**What is asked:**
Find every line with "PARA" in it, then report how many there are and nothing more.

**Records provided:**
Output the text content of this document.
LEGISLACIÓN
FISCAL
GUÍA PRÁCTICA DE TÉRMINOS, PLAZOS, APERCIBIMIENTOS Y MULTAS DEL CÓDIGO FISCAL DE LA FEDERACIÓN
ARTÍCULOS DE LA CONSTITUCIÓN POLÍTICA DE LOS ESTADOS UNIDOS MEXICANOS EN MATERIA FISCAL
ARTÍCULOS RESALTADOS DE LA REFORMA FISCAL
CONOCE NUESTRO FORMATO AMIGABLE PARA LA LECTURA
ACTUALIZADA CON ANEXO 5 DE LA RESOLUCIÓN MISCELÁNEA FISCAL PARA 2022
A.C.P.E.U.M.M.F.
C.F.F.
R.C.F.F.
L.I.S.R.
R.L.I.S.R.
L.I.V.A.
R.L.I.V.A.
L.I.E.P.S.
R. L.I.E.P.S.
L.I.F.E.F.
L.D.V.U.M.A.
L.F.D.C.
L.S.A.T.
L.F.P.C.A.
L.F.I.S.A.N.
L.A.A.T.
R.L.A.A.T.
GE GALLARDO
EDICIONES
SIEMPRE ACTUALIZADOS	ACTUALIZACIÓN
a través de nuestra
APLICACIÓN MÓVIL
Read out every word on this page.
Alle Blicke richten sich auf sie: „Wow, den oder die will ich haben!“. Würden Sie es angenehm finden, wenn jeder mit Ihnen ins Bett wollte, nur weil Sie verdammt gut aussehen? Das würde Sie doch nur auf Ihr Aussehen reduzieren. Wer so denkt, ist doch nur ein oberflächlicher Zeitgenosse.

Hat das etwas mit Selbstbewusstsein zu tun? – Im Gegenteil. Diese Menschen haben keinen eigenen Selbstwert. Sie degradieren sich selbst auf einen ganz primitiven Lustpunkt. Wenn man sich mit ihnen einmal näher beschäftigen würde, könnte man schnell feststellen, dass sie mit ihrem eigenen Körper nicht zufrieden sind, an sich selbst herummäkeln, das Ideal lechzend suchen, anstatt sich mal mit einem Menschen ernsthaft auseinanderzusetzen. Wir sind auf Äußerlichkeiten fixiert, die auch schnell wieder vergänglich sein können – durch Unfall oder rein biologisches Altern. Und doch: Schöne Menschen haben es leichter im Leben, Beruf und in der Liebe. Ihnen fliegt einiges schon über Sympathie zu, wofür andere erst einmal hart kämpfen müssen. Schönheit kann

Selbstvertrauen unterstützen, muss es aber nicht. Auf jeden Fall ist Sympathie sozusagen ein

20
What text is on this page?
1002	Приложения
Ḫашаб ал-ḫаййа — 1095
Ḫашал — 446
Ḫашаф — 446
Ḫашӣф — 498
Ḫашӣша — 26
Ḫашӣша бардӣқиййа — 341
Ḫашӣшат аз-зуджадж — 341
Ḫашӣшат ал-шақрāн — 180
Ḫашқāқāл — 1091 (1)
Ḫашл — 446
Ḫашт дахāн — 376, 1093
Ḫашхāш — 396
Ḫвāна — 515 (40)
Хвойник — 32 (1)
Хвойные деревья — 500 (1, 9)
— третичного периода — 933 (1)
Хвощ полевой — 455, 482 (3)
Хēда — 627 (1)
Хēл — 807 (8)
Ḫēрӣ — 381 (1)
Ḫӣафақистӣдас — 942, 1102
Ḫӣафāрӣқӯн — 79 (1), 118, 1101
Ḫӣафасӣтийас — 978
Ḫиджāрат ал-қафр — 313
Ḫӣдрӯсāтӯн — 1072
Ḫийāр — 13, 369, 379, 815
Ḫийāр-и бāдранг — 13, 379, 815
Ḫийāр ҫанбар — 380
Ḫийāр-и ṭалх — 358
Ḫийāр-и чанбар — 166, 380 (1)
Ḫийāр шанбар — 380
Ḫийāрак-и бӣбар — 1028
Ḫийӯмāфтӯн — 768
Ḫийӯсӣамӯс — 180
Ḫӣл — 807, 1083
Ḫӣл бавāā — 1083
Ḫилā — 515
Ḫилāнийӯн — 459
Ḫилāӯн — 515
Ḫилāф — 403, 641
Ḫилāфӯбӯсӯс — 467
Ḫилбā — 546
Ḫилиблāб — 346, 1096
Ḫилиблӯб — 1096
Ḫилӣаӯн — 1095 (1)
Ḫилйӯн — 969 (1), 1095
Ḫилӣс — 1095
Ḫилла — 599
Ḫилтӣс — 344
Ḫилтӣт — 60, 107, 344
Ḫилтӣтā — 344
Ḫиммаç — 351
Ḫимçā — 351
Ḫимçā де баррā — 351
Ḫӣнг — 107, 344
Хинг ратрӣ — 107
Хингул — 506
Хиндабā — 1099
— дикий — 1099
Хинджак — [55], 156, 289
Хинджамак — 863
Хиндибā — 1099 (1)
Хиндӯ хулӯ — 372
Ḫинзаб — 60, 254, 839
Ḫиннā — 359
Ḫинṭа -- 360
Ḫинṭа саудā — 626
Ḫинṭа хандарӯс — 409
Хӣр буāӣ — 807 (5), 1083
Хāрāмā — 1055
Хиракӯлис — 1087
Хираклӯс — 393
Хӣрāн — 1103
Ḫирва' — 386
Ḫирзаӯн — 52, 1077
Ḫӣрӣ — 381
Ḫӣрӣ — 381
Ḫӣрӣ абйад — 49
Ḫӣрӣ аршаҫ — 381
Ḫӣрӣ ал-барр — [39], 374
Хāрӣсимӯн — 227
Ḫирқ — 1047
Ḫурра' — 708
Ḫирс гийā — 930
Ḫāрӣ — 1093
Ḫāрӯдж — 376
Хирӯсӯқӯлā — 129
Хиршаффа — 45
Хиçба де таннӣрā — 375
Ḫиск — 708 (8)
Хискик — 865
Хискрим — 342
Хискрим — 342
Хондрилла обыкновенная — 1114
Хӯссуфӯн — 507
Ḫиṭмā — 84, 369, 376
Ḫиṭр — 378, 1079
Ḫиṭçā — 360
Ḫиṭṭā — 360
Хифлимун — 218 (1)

**Answer to the task:**
2